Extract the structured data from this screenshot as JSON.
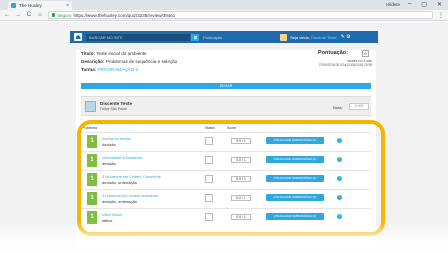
{
  "browser": {
    "tab_title": "The Huxley",
    "tab_close": "×",
    "user_label": "Hildete",
    "win_controls": [
      "–",
      "▢",
      "✕"
    ],
    "nav": [
      "←",
      "→",
      "C",
      "⌂"
    ],
    "secure_label": "Seguro",
    "url": "https://www.thehuxley.com/quiz/3235/review/39461",
    "menu": "⋮"
  },
  "topnav": {
    "search_placeholder": "BUSCAR NO SITE",
    "pontuacao": "Pontuação",
    "welcome_prefix": "Seja vindo,",
    "welcome_user": "Docente Teste",
    "icons": "✎ ⚙"
  },
  "quiz": {
    "titulo_label": "Título:",
    "titulo_value": "Teste inicial do ambiente",
    "descricao_label": "Descrição:",
    "descricao_value": "Problemas de sequência e seleção",
    "turma_label": "Turma:",
    "turma_value": "PROGRAMAÇÃO 2",
    "pontuacao_label": "Pontuação:",
    "pontuacao_value": "0",
    "dates_line1": "Iniciará em 4 dias",
    "dates_line2": "27/09/2016 00:00 à 01/09/2016 23:59",
    "edit_label": "EDITAR"
  },
  "student": {
    "name": "Discente Teste",
    "class": "Felipe São Paulo",
    "nota_label": "Nota:",
    "nota_placeholder": "0.000"
  },
  "table": {
    "headers": {
      "problema": "Problema",
      "status": "Status",
      "score": "Score"
    },
    "rows": [
      {
        "num": "1",
        "title": "Acima da média",
        "sub": "decisão",
        "score": "0.0 / 1",
        "button": "VISUALIZAR SUBMISSÕES (0)",
        "help": "?"
      },
      {
        "num": "1",
        "title": "Velocidade e Distância",
        "sub": "decisão",
        "score": "0.0 / 1",
        "button": "VISUALIZAR SUBMISSÕES (0)",
        "help": "?"
      },
      {
        "num": "1",
        "title": "3 Números em Ordem Crescente",
        "sub": "decisão, ordenação",
        "score": "0.0 / 1",
        "button": "VISUALIZAR SUBMISSÕES (0)",
        "help": "?"
      },
      {
        "num": "1",
        "title": "3 números em ordem crescente",
        "sub": "decisão, ordenação",
        "score": "0.0 / 1",
        "button": "VISUALIZAR SUBMISSÕES (0)",
        "help": "?"
      },
      {
        "num": "1",
        "title": "Valor Maior",
        "sub": "lattice",
        "score": "0.0 / 1",
        "button": "VISUALIZAR SUBMISSÕES (0)",
        "help": "?"
      }
    ]
  },
  "colors": {
    "brand_blue": "#1f6bab",
    "accent_blue": "#2ea8df",
    "difficulty_green": "#7fbf3f",
    "highlight_yellow": "#f7b500"
  }
}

> [Problem] Repeat every record precisely. Any picture among them stays out of the copy.

> [Task output]
Extract the structured data from this screenshot as JSON.
{
  "browser": {
    "tab_title": "The Huxley",
    "tab_close": "×",
    "user_label": "Hildete",
    "win_controls": [
      "–",
      "▢",
      "✕"
    ],
    "nav": [
      "←",
      "→",
      "C",
      "⌂"
    ],
    "secure_label": "Seguro",
    "url": "https://www.thehuxley.com/quiz/3235/review/39461",
    "menu": "⋮"
  },
  "topnav": {
    "search_placeholder": "BUSCAR NO SITE",
    "pontuacao": "Pontuação",
    "welcome_prefix": "Seja vindo,",
    "welcome_user": "Docente Teste",
    "icons": "✎ ⚙"
  },
  "quiz": {
    "titulo_label": "Título:",
    "titulo_value": "Teste inicial do ambiente",
    "descricao_label": "Descrição:",
    "descricao_value": "Problemas de sequência e seleção",
    "turma_label": "Turma:",
    "turma_value": "PROGRAMAÇÃO 2",
    "pontuacao_label": "Pontuação:",
    "pontuacao_value": "0",
    "dates_line1": "Iniciará em 4 dias",
    "dates_line2": "27/09/2016 00:00 à 01/09/2016 23:59",
    "edit_label": "EDITAR"
  },
  "student": {
    "name": "Discente Teste",
    "class": "Felipe São Paulo",
    "nota_label": "Nota:",
    "nota_placeholder": "0.000"
  },
  "table": {
    "headers": {
      "problema": "Problema",
      "status": "Status",
      "score": "Score"
    },
    "rows": [
      {
        "num": "1",
        "title": "Acima da média",
        "sub": "decisão",
        "score": "0.0 / 1",
        "button": "VISUALIZAR SUBMISSÕES (0)",
        "help": "?"
      },
      {
        "num": "1",
        "title": "Velocidade e Distância",
        "sub": "decisão",
        "score": "0.0 / 1",
        "button": "VISUALIZAR SUBMISSÕES (0)",
        "help": "?"
      },
      {
        "num": "1",
        "title": "3 Números em Ordem Crescente",
        "sub": "decisão, ordenação",
        "score": "0.0 / 1",
        "button": "VISUALIZAR SUBMISSÕES (0)",
        "help": "?"
      },
      {
        "num": "1",
        "title": "3 números em ordem crescente",
        "sub": "decisão, ordenação",
        "score": "0.0 / 1",
        "button": "VISUALIZAR SUBMISSÕES (0)",
        "help": "?"
      },
      {
        "num": "1",
        "title": "Valor Maior",
        "sub": "lattice",
        "score": "0.0 / 1",
        "button": "VISUALIZAR SUBMISSÕES (0)",
        "help": "?"
      }
    ]
  },
  "colors": {
    "brand_blue": "#1f6bab",
    "accent_blue": "#2ea8df",
    "difficulty_green": "#7fbf3f",
    "highlight_yellow": "#f7b500"
  }
}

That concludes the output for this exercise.